- **What is expected**: For each line that holds "Reset", copy the line out.

- **Records for processing**:
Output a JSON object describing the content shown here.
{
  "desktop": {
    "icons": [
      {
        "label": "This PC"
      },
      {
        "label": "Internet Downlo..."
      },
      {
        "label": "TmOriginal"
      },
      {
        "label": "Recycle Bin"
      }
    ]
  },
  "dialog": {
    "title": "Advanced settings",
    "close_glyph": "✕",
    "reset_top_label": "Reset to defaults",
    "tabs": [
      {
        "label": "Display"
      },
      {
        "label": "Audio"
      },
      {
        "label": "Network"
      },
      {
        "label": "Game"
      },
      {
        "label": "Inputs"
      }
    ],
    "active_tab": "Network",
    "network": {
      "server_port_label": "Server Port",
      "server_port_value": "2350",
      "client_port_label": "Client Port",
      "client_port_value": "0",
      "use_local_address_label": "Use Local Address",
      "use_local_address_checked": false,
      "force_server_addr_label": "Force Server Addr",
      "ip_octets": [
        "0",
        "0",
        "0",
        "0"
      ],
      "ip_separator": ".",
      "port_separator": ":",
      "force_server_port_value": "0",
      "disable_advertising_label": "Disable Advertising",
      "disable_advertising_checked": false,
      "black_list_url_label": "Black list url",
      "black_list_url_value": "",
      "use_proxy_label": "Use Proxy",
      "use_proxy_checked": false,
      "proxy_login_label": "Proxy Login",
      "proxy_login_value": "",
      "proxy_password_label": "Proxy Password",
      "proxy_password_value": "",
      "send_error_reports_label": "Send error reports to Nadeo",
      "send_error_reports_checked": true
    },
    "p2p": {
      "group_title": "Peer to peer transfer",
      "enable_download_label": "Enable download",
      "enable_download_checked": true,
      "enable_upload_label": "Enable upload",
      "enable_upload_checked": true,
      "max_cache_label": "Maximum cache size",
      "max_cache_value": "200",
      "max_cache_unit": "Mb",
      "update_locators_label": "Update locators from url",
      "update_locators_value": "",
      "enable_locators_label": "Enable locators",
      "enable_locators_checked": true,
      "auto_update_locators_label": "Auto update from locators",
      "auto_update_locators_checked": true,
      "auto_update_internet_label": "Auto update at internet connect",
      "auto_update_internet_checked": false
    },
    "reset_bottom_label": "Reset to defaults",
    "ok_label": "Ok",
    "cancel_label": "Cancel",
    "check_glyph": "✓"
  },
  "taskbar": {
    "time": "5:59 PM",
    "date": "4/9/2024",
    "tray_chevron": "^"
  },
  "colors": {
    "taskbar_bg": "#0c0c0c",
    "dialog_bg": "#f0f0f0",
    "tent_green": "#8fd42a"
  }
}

- **Exercise response**:
    "reset_top_label": "Reset to defaults",
    "reset_bottom_label": "Reset to defaults",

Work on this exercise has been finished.